(Stored items from a collection)
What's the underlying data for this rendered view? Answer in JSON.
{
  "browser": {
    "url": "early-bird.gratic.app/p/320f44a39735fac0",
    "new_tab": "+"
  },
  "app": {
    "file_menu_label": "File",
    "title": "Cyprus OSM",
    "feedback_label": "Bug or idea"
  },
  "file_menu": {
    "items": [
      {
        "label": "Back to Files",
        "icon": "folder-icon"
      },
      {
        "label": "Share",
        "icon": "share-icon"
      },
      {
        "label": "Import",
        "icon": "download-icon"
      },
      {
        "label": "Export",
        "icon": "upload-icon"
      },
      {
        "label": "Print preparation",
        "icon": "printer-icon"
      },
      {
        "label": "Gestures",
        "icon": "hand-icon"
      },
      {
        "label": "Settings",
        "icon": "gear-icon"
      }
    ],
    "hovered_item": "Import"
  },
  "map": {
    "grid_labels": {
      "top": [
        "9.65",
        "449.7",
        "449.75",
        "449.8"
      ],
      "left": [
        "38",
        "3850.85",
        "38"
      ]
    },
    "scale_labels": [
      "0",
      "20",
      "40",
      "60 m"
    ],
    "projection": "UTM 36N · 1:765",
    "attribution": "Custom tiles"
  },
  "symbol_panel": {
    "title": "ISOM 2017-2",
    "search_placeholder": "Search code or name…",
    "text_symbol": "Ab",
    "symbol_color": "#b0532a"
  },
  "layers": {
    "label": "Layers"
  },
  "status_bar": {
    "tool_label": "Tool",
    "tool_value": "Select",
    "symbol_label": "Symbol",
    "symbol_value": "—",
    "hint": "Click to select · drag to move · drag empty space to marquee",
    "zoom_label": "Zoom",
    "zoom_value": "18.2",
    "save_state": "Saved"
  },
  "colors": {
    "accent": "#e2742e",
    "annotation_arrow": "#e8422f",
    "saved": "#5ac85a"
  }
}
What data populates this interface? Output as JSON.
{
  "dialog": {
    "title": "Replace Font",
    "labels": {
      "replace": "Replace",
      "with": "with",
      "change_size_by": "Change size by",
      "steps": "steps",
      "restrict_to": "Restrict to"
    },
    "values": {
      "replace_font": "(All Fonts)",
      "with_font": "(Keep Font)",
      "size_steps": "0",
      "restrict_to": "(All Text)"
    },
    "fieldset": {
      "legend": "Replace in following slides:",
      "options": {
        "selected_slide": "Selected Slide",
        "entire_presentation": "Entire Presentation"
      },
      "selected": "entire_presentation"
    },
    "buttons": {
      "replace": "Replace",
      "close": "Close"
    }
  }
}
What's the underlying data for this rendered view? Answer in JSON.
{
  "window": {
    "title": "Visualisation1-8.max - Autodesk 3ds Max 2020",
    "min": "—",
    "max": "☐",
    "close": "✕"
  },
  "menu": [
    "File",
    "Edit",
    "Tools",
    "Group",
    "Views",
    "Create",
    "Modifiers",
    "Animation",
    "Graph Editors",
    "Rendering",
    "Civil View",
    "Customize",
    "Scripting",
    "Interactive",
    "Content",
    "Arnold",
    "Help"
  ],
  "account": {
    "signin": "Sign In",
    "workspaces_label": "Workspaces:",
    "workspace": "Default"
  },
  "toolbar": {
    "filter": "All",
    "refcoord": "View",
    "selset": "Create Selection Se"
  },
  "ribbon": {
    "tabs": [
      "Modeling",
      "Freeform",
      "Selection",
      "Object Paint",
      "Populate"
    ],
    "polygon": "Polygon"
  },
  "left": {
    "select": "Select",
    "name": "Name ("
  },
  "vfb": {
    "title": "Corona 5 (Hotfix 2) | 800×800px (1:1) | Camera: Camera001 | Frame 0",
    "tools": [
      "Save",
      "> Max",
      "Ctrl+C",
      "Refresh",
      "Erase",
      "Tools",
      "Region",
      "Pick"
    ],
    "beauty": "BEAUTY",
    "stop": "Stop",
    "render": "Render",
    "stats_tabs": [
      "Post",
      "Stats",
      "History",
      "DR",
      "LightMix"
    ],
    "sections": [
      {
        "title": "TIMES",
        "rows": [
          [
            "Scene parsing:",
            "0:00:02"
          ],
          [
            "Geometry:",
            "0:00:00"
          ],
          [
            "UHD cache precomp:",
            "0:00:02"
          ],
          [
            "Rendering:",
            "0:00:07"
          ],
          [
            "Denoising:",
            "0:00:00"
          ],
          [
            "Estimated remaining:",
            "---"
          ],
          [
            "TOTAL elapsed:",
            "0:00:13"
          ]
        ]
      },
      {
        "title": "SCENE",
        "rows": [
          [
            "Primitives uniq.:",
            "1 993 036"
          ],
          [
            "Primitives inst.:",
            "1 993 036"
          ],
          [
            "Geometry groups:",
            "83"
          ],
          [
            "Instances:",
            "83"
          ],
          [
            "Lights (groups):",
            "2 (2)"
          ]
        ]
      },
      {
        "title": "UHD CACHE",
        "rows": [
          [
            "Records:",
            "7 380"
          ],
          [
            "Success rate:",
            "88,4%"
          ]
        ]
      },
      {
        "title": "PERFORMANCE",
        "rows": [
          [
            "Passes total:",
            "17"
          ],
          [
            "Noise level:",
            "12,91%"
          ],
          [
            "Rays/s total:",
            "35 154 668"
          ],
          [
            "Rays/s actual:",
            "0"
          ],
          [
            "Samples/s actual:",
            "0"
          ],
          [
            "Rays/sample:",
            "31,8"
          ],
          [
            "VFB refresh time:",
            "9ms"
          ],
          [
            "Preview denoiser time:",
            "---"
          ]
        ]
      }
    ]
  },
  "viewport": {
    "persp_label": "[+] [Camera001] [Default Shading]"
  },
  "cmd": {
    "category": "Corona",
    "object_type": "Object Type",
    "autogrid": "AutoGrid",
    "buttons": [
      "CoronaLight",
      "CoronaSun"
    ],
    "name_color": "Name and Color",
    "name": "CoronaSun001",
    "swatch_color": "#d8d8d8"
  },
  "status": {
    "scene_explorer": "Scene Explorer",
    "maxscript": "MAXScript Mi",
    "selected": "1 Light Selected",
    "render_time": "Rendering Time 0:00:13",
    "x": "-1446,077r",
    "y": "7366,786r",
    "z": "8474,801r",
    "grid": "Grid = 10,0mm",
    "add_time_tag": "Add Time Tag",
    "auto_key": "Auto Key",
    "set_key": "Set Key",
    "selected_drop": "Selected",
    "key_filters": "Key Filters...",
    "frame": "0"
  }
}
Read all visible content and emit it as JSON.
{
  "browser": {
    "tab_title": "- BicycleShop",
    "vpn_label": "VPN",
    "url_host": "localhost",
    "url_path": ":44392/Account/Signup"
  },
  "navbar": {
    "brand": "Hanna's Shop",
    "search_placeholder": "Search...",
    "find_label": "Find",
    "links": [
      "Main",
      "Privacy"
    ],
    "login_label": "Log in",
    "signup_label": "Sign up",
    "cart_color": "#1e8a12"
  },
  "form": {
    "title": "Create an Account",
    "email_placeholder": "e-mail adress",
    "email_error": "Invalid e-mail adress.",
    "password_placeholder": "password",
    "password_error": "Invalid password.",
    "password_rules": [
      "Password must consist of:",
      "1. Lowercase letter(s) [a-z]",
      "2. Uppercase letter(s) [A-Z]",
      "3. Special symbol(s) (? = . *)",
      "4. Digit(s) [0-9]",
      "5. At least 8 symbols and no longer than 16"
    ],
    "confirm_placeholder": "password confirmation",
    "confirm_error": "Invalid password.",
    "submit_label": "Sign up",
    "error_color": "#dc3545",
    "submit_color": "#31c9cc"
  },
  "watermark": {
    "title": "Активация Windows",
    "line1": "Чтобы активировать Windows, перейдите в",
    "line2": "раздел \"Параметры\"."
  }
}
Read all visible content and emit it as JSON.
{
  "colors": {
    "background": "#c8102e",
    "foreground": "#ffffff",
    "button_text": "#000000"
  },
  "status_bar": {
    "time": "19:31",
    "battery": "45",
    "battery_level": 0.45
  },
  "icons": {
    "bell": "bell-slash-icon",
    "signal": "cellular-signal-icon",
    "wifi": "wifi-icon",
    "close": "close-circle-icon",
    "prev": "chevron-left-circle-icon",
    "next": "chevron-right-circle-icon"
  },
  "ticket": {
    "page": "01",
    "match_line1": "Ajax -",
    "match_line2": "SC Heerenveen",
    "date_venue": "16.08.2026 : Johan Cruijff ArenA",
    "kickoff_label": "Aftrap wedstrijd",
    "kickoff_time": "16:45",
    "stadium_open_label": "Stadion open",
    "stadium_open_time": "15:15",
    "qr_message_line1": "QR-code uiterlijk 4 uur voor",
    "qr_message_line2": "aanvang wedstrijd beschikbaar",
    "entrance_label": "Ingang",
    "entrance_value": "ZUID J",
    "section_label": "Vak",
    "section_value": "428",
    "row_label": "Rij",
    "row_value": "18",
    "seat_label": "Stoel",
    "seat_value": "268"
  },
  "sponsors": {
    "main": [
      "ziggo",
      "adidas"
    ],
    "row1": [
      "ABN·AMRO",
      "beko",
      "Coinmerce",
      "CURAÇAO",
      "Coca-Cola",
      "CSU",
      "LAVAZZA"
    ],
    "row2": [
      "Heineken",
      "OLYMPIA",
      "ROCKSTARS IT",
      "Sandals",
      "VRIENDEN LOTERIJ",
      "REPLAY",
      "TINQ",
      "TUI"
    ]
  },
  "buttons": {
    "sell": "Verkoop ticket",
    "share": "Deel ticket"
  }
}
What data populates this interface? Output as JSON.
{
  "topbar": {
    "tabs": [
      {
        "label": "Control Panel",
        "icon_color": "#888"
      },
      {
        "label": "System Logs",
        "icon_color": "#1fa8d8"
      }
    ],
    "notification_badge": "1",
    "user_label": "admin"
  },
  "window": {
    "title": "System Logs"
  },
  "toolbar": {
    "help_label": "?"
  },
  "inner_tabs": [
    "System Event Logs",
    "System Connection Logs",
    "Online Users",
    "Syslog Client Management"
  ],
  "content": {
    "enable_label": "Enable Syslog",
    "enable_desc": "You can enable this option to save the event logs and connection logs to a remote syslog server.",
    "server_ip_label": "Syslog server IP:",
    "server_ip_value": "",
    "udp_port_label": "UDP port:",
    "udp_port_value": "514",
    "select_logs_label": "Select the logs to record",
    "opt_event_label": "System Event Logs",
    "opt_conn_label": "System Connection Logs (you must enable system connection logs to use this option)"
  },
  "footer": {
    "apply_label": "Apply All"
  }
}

What you will do: Out of the material above, gather each line where "Selection" appears.

Response below:
    "selset": "Create Selection Se"
      "Selection",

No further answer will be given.